- **Exercise details**
Copy each line holding the string "dachu".
>> Start Raw data
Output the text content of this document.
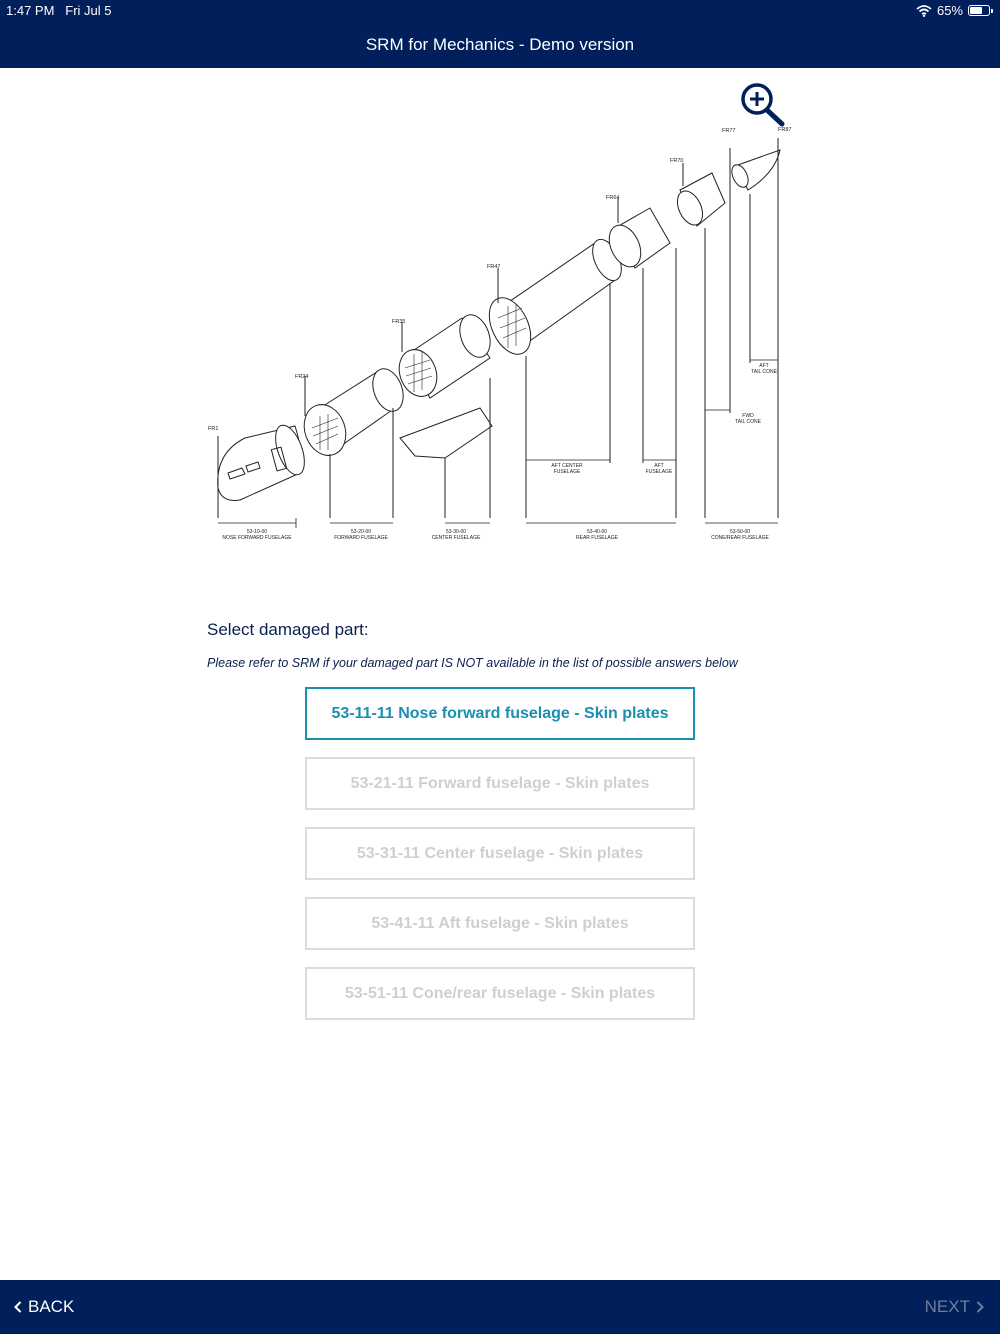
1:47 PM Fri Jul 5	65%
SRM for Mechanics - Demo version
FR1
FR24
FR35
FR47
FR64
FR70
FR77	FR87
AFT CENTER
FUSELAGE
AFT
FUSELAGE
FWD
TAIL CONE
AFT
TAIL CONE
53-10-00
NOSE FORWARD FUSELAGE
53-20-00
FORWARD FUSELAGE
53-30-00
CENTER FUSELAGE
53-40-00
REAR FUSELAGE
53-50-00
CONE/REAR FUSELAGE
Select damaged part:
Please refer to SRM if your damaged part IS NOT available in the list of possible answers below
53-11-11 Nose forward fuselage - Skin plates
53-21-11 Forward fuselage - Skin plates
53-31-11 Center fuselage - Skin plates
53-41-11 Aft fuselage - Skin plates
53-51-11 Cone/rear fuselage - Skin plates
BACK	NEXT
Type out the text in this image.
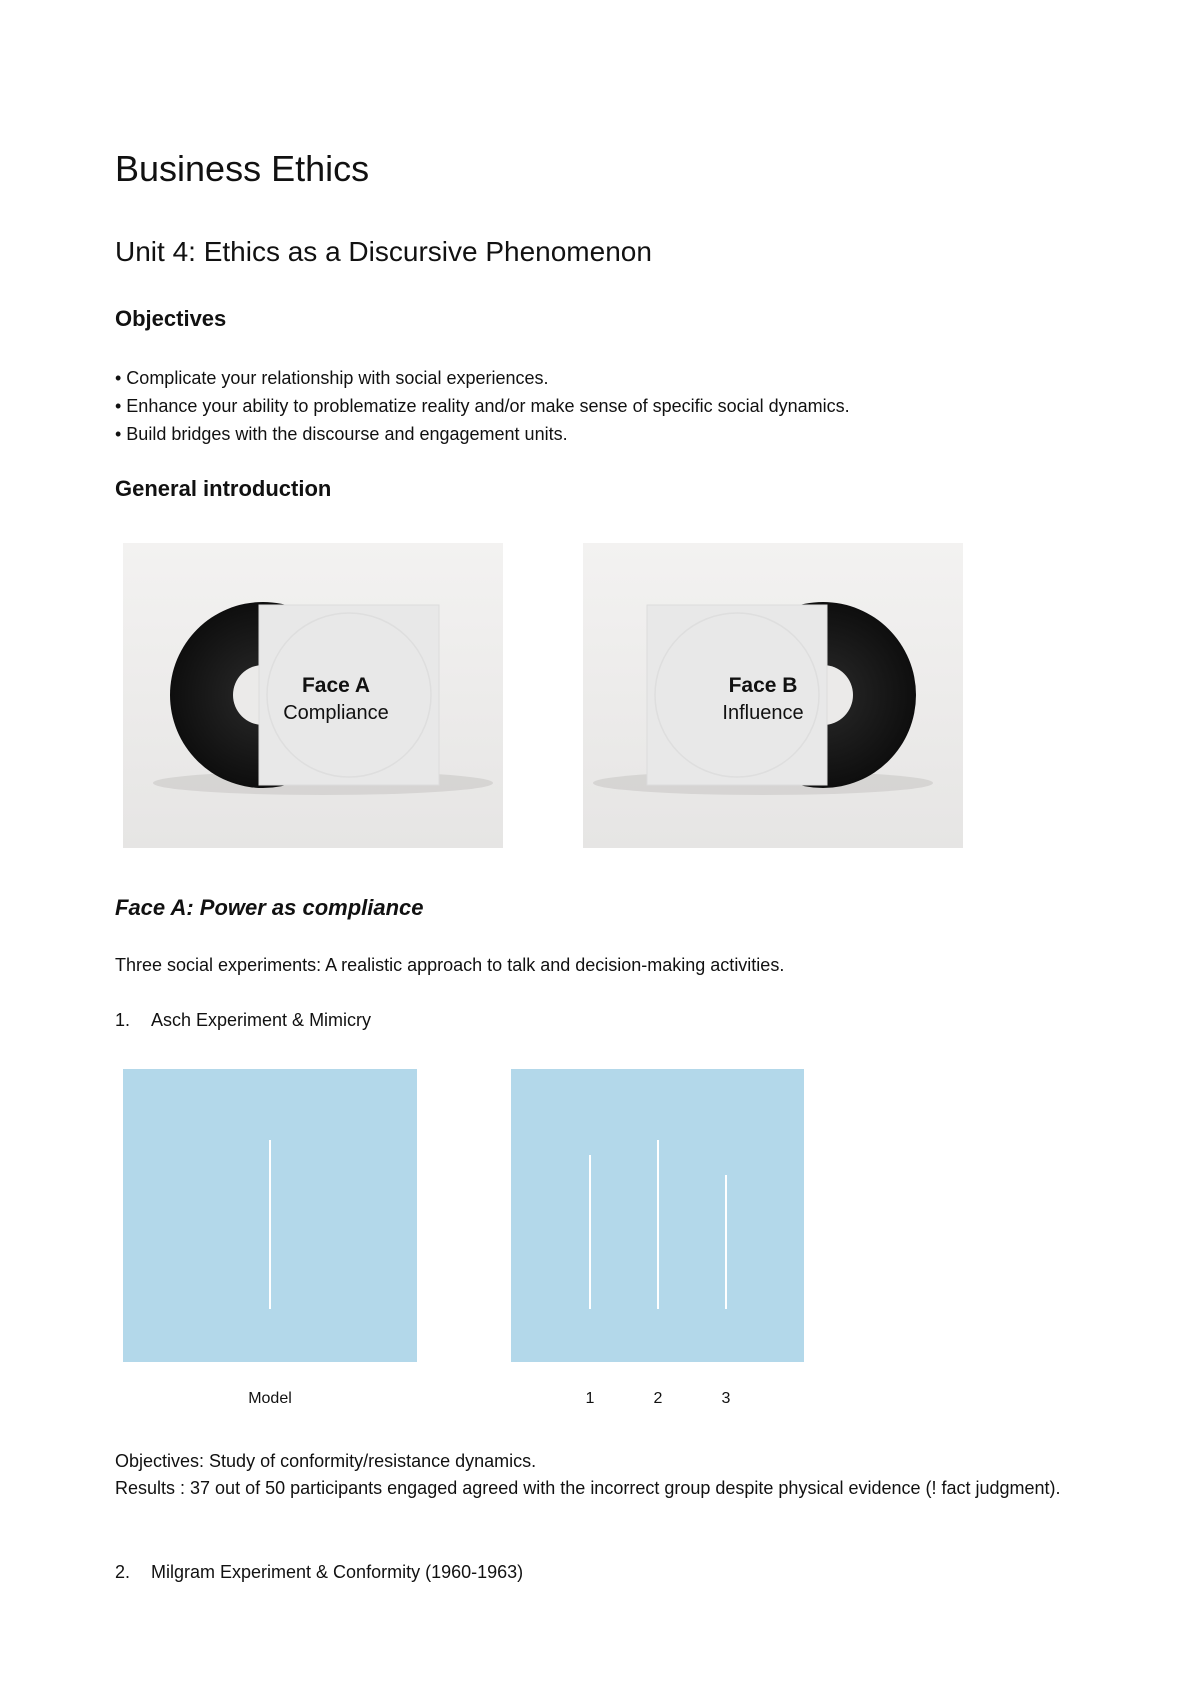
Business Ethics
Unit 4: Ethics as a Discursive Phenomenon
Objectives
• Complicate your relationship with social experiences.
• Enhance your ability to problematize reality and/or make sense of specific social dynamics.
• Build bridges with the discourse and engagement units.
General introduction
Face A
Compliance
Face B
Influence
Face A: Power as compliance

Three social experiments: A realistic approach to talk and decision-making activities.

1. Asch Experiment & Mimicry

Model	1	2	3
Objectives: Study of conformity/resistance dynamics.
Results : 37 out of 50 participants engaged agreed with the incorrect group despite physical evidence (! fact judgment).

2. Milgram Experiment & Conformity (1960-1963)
>> End Raw data
>> Start Raw data
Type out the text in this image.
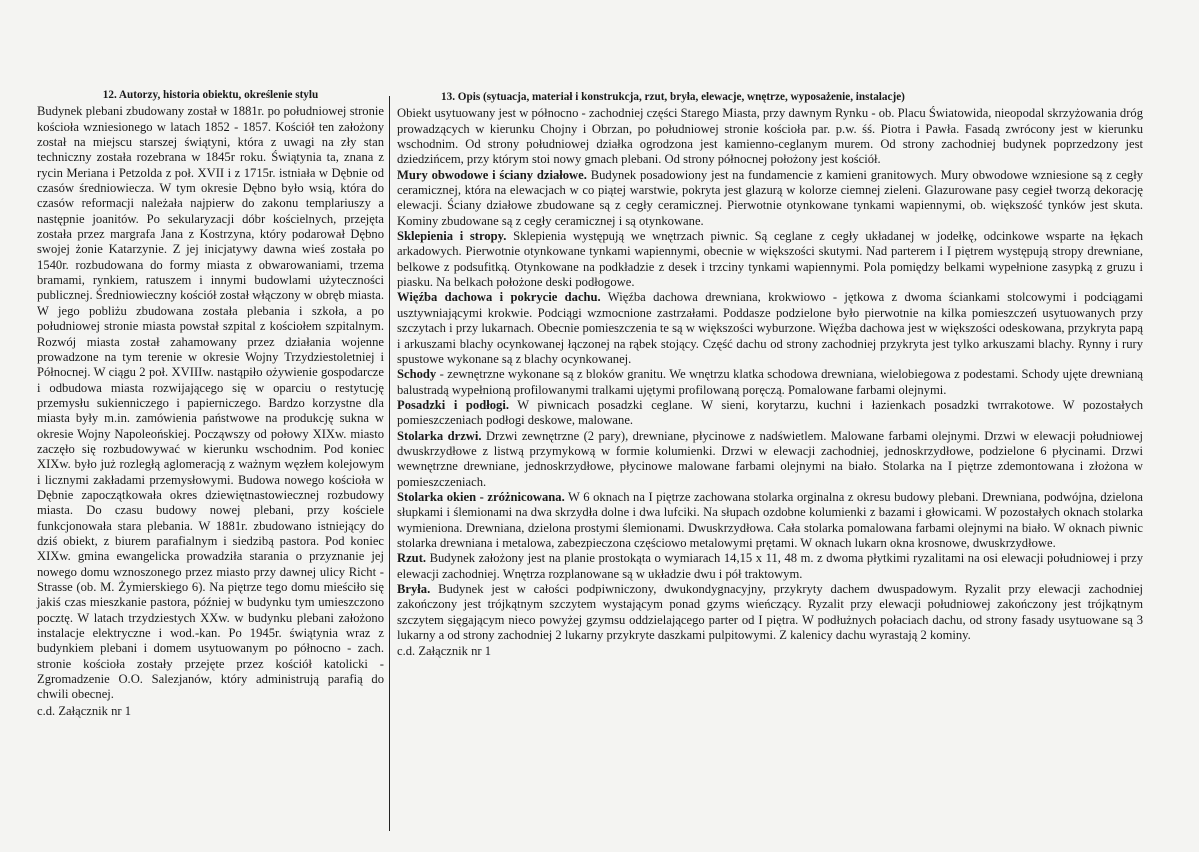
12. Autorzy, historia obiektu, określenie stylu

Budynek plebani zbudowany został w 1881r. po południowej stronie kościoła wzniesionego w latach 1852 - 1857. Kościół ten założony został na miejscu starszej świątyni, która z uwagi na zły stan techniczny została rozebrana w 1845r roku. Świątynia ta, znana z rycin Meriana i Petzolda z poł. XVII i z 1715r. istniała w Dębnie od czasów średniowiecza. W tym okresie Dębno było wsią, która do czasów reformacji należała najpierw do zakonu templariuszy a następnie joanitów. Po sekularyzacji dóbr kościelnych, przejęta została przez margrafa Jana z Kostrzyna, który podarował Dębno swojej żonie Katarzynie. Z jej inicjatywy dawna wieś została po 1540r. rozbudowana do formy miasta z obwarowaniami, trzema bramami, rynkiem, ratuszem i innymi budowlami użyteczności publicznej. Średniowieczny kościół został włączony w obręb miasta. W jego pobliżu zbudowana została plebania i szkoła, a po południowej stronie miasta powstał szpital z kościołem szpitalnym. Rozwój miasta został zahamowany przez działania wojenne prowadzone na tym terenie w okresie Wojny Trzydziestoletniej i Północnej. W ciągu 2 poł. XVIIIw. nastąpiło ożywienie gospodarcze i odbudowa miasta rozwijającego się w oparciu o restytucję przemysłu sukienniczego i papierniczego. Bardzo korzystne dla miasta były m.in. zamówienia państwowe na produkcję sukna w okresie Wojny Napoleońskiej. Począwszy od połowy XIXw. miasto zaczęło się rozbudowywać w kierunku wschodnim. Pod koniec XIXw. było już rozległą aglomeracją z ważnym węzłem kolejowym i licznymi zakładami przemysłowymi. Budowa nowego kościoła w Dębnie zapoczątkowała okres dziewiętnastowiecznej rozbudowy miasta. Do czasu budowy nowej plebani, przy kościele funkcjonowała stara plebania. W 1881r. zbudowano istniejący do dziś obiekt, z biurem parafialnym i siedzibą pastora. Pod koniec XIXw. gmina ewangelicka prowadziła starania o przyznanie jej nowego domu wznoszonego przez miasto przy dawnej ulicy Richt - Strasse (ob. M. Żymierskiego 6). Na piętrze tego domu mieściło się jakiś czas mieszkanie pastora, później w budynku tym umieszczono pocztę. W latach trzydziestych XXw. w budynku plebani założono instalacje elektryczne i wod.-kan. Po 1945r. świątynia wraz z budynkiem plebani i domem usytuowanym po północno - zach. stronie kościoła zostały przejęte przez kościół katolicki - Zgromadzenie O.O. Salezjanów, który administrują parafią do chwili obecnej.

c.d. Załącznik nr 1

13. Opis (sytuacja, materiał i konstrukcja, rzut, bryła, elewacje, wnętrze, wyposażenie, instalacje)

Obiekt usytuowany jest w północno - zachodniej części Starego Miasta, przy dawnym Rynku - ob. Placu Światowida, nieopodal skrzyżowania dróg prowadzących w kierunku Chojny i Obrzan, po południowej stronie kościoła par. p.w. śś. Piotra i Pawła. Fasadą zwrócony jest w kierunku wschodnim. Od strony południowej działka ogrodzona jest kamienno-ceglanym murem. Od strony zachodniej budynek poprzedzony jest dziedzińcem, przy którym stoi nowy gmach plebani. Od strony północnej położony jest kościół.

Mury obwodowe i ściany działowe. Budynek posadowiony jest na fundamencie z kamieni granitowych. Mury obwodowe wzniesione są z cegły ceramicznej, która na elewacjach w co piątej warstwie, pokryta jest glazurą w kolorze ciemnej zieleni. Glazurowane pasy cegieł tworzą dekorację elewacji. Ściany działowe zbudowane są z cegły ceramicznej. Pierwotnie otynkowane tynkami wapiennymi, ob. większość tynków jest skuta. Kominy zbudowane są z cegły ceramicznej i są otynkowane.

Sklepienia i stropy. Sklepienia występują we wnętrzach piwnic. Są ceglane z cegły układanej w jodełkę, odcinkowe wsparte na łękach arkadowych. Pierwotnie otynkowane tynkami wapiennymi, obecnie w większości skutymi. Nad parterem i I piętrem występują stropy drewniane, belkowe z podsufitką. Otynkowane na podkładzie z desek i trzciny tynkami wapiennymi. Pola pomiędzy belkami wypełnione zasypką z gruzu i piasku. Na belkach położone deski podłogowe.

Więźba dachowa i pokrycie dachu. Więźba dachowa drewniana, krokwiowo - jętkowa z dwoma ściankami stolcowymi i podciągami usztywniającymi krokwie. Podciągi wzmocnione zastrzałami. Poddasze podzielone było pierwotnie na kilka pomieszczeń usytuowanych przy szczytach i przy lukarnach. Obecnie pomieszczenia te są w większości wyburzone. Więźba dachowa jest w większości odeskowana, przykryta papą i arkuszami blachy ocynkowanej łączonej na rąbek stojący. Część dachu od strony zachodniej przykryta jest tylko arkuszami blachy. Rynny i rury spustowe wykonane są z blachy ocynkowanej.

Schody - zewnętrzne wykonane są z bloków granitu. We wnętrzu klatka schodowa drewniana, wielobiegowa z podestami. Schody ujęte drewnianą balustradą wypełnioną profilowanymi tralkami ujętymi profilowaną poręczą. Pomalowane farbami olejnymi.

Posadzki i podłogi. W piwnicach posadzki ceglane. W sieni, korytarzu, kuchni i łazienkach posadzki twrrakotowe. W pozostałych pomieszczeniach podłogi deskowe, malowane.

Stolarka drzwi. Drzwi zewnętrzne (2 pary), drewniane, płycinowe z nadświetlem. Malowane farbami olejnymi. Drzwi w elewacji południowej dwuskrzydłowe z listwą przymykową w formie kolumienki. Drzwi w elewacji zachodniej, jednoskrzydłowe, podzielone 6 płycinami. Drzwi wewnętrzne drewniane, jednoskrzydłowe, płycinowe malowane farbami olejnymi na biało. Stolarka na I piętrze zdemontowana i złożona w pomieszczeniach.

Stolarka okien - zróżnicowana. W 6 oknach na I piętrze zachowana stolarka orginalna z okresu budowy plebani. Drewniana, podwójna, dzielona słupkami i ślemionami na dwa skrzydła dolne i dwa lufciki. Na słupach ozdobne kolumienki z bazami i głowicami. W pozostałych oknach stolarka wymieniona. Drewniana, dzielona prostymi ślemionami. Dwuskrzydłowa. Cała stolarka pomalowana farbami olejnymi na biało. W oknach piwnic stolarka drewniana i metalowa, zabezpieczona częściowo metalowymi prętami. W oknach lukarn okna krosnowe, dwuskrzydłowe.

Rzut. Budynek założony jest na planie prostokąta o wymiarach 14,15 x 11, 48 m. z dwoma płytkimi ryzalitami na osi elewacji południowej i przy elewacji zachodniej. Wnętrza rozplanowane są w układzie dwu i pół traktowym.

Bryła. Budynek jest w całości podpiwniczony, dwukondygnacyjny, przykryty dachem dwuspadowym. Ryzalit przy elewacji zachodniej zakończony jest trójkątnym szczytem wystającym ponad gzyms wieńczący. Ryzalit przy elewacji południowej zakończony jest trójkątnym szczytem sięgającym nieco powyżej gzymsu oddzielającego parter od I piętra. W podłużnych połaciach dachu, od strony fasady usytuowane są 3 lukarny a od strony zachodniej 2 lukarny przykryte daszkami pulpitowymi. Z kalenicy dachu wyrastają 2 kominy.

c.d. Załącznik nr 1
>> End Raw data
- **Solved exercise**
Więźba dachowa i pokrycie dachu. Więźba dachowa drewniana, krokwiowo - jętkowa z dwoma ściankami stolcowymi i podciągami usztywniającymi krokwie. Podciągi wzmocnione zastrzałami. Poddasze podzielone było pierwotnie na kilka pomieszczeń usytuowanych przy szczytach i przy lukarnach. Obecnie pomieszczenia te są w większości wyburzone. Więźba dachowa jest w większości odeskowana, przykryta papą i arkuszami blachy ocynkowanej łączonej na rąbek stojący. Część dachu od strony zachodniej przykryta jest tylko arkuszami blachy. Rynny i rury spustowe wykonane są z blachy ocynkowanej.
Bryła. Budynek jest w całości podpiwniczony, dwukondygnacyjny, przykryty dachem dwuspadowym. Ryzalit przy elewacji zachodniej zakończony jest trójkątnym szczytem wystającym ponad gzyms wieńczący. Ryzalit przy elewacji południowej zakończony jest trójkątnym szczytem sięgającym nieco powyżej gzymsu oddzielającego parter od I piętra. W podłużnych połaciach dachu, od strony fasady usytuowane są 3 lukarny a od strony zachodniej 2 lukarny przykryte daszkami pulpitowymi. Z kalenicy dachu wyrastają 2 kominy.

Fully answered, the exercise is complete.